### Records for the exercise
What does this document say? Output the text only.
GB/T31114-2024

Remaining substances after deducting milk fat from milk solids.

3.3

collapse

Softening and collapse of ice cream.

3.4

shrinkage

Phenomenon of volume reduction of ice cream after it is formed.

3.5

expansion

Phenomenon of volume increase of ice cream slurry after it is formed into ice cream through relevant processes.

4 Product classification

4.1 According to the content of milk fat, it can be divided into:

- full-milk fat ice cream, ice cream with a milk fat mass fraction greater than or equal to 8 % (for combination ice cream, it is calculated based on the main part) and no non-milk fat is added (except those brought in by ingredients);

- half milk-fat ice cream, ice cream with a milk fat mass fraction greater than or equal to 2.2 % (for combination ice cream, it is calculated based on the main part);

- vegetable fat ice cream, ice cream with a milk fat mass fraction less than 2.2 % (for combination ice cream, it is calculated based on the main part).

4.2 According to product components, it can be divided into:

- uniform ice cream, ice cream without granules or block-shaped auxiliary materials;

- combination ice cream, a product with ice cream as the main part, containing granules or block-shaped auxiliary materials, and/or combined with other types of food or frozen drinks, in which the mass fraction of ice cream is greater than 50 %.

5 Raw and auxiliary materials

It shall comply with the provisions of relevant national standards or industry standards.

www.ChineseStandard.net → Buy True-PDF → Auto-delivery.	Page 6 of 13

### Directions for this task
Each line of the material above needs to be quoted exactly, please.

### Answer in full
What does this document say? Output the text only.
GB/T31114-2024

Remaining substances after deducting milk fat from milk solids.

3.3

collapse

Softening and collapse of ice cream.

3.4

shrinkage

Phenomenon of volume reduction of ice cream after it is formed.

3.5

expansion

Phenomenon of volume increase of ice cream slurry after it is formed into ice cream through relevant processes.

4 Product classification

4.1 According to the content of milk fat, it can be divided into:

- full-milk fat ice cream, ice cream with a milk fat mass fraction greater than or equal to 8 % (for combination ice cream, it is calculated based on the main part) and no non-milk fat is added (except those brought in by ingredients);

- half milk-fat ice cream, ice cream with a milk fat mass fraction greater than or equal to 2.2 % (for combination ice cream, it is calculated based on the main part);

- vegetable fat ice cream, ice cream with a milk fat mass fraction less than 2.2 % (for combination ice cream, it is calculated based on the main part).

4.2 According to product components, it can be divided into:

- uniform ice cream, ice cream without granules or block-shaped auxiliary materials;

- combination ice cream, a product with ice cream as the main part, containing granules or block-shaped auxiliary materials, and/or combined with other types of food or frozen drinks, in which the mass fraction of ice cream is greater than 50 %.

5 Raw and auxiliary materials

It shall comply with the provisions of relevant national standards or industry standards.

www.ChineseStandard.net → Buy True-PDF → Auto-delivery.	Page 6 of 13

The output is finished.